%%

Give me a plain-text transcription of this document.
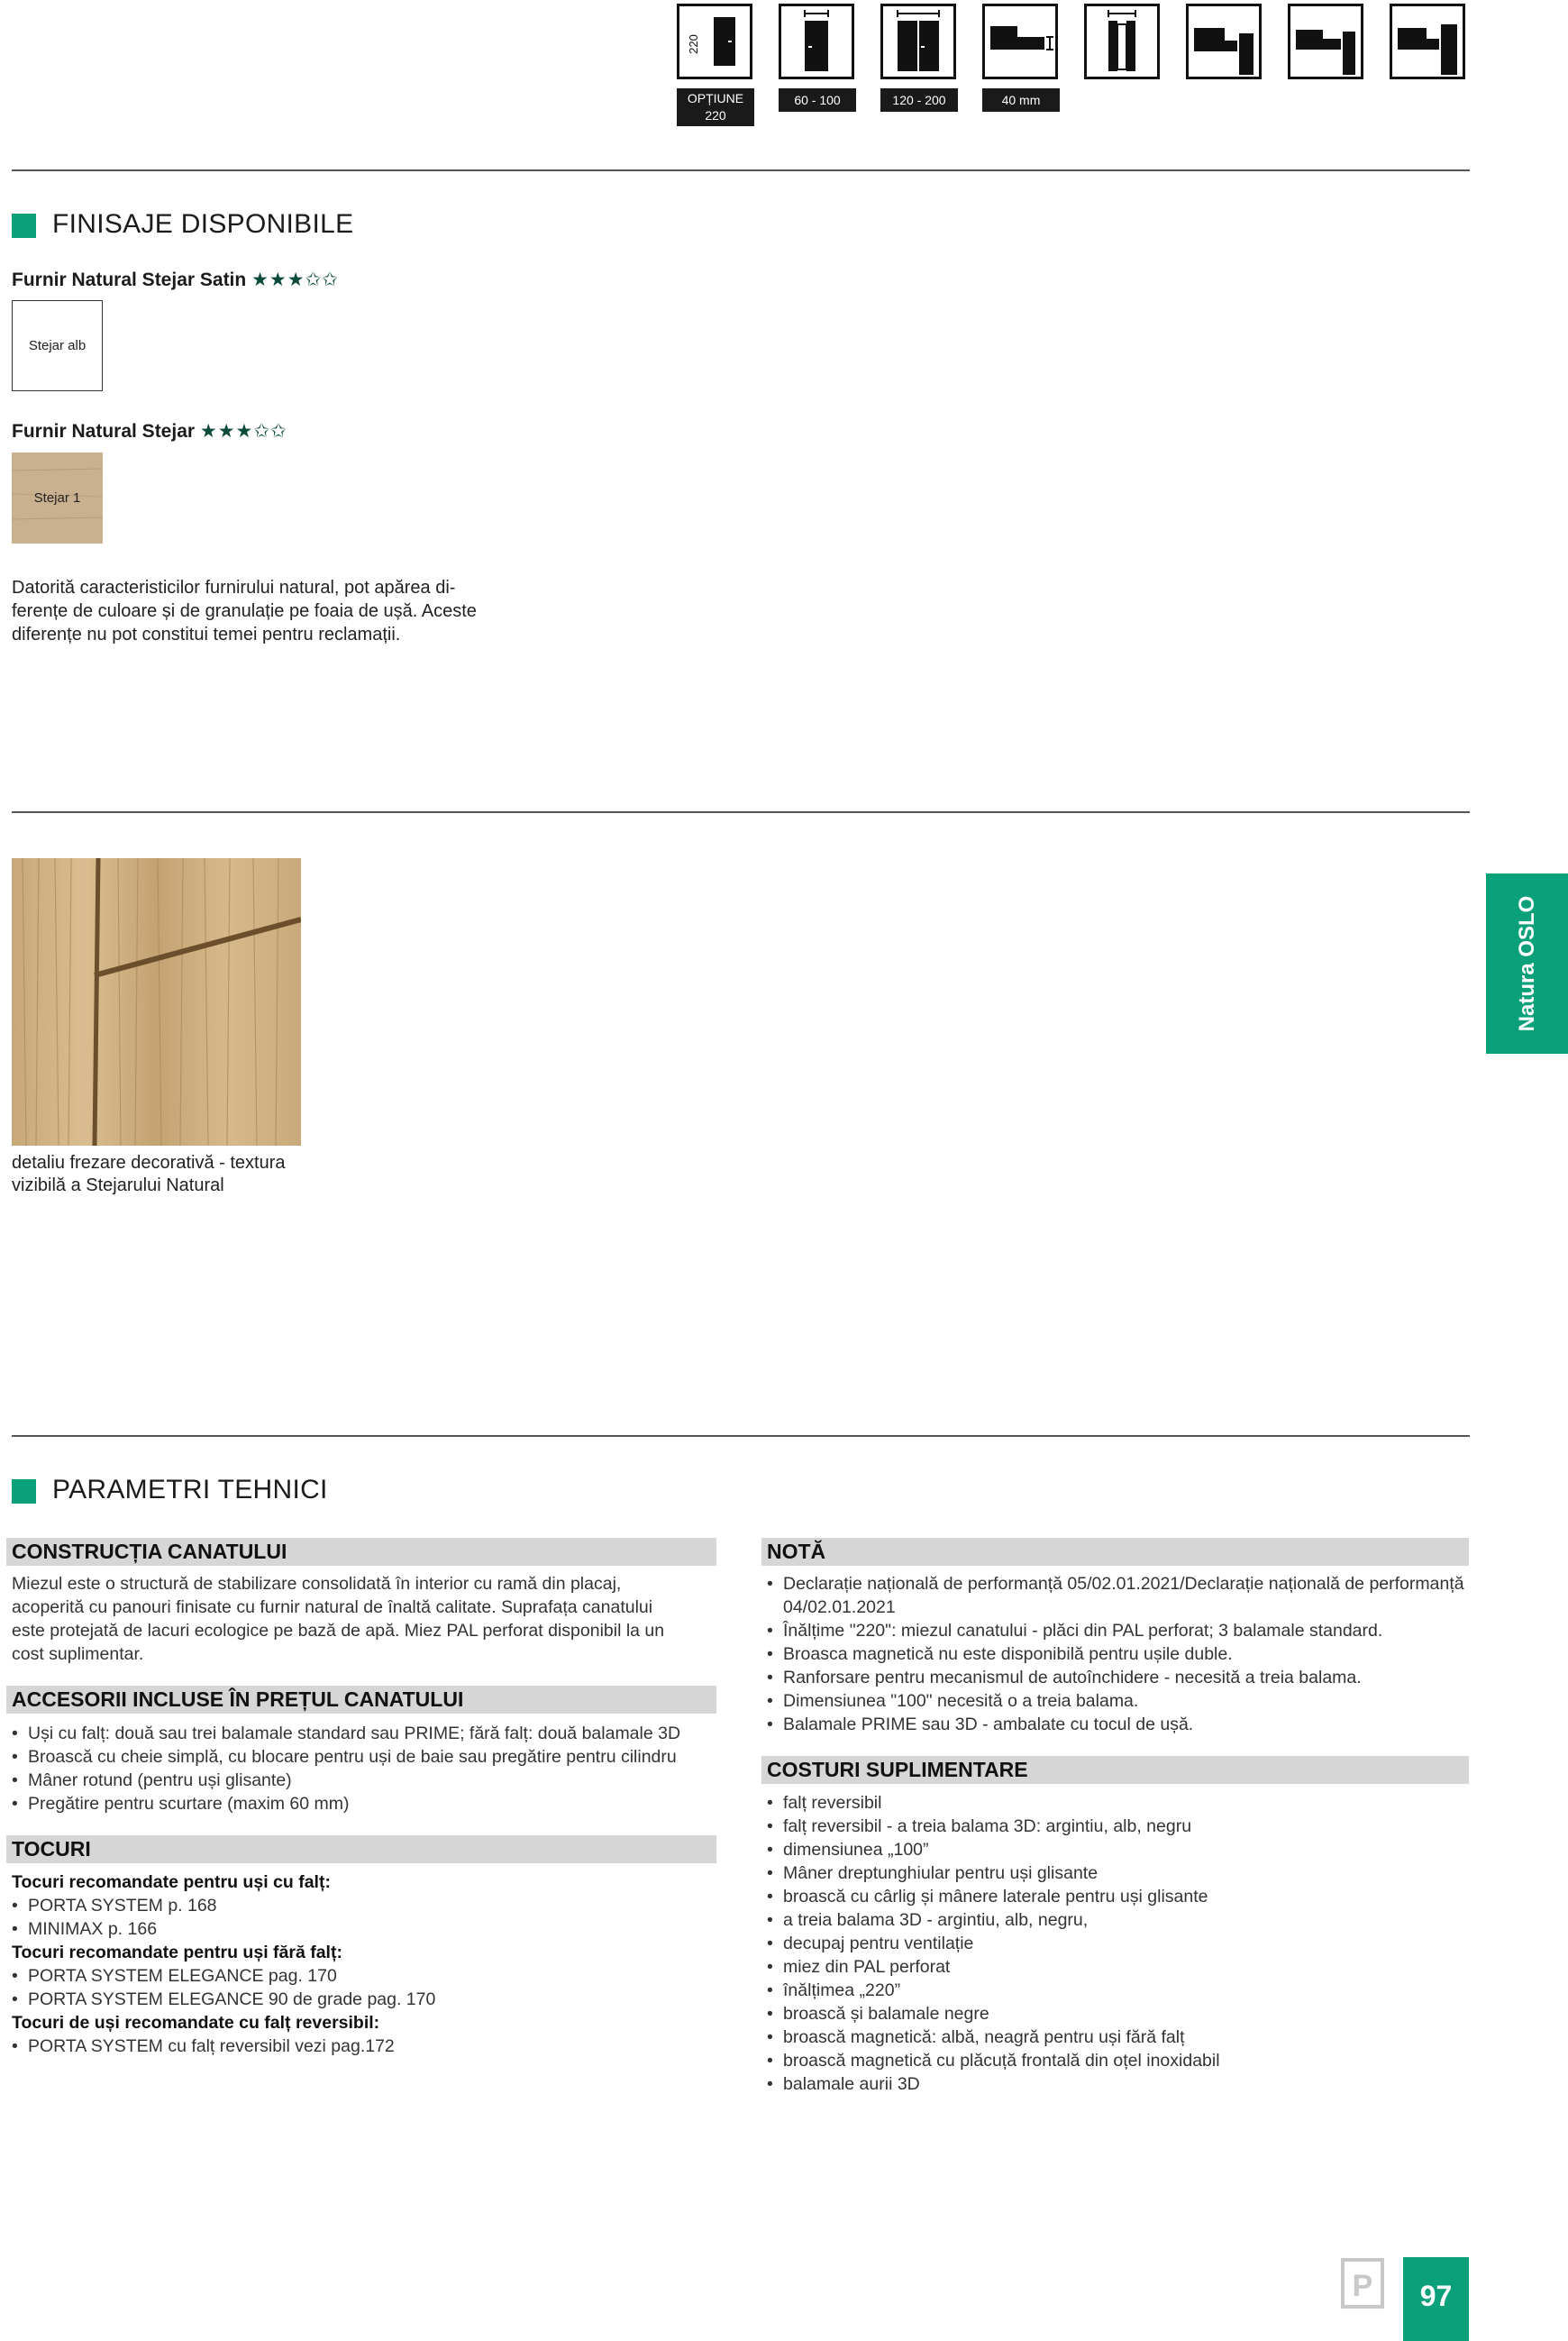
220
OPȚIUNE 220
60 - 100	120 - 200	40 mm
FINISAJE DISPONIBILE
Furnir Natural Stejar Satin ★★★✩✩
Stejar alb
Furnir Natural Stejar ★★★✩✩
Stejar 1
Datorită caracteristicilor furnirului natural, pot apărea di-
ferențe de culoare și de granulație pe foaia de ușă. Aceste
diferențe nu pot constitui temei pentru reclamații.
detaliu frezare decorativă - textura
vizibilă a Stejarului Natural
Natura OSLO
PARAMETRI TEHNICI
CONSTRUCȚIA CANATULUI
Miezul este o structură de stabilizare consolidată în interior cu ramă din placaj,
acoperită cu panouri finisate cu furnir natural de înaltă calitate. Suprafața canatului
este protejată de lacuri ecologice pe bază de apă. Miez PAL perforat disponibil la un
cost suplimentar.
ACCESORII INCLUSE ÎN PREȚUL CANATULUI
• Uși cu falț: două sau trei balamale standard sau PRIME; fără falț: două balamale 3D
• Broască cu cheie simplă, cu blocare pentru uși de baie sau pregătire pentru cilindru
• Mâner rotund (pentru uși glisante)
• Pregătire pentru scurtare (maxim 60 mm)
TOCURI
Tocuri recomandate pentru uși cu falț:
• PORTA SYSTEM p. 168
• MINIMAX p. 166
Tocuri recomandate pentru uși fără falț:
• PORTA SYSTEM ELEGANCE pag. 170
• PORTA SYSTEM ELEGANCE 90 de grade pag. 170
Tocuri de uși recomandate cu falț reversibil:
• PORTA SYSTEM cu falț reversibil vezi pag.172
NOTĂ
• Declarație națională de performanță 05/02.01.2021/Declarație națională de performanță 04/02.01.2021
• Înălțime "220": miezul canatului - plăci din PAL perforat; 3 balamale standard.
• Broasca magnetică nu este disponibilă pentru ușile duble.
• Ranforsare pentru mecanismul de autoînchidere - necesită a treia balama.
• Dimensiunea "100" necesită o a treia balama.
• Balamale PRIME sau 3D - ambalate cu tocul de ușă.
COSTURI SUPLIMENTARE
• falț reversibil
• falț reversibil - a treia balama 3D: argintiu, alb, negru
• dimensiunea „100”
• Mâner dreptunghiular pentru uși glisante
• broască cu cârlig și mânere laterale pentru uși glisante
• a treia balama 3D - argintiu, alb, negru,
• decupaj pentru ventilație
• miez din PAL perforat
• înălțimea „220”
• broască și balamale negre
• broască magnetică: albă, neagră pentru uși fără falț
• broască magnetică cu plăcuță frontală din oțel inoxidabil
• balamale aurii 3D
P	97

%%

* Aim of the exercise *
Which lines of the data above contain "reversibil"? Copy each one.

* Finished exercise *
Tocuri de uși recomandate cu falț reversibil:
• PORTA SYSTEM cu falț reversibil vezi pag.172
• falț reversibil
• falț reversibil - a treia balama 3D: argintiu, alb, negru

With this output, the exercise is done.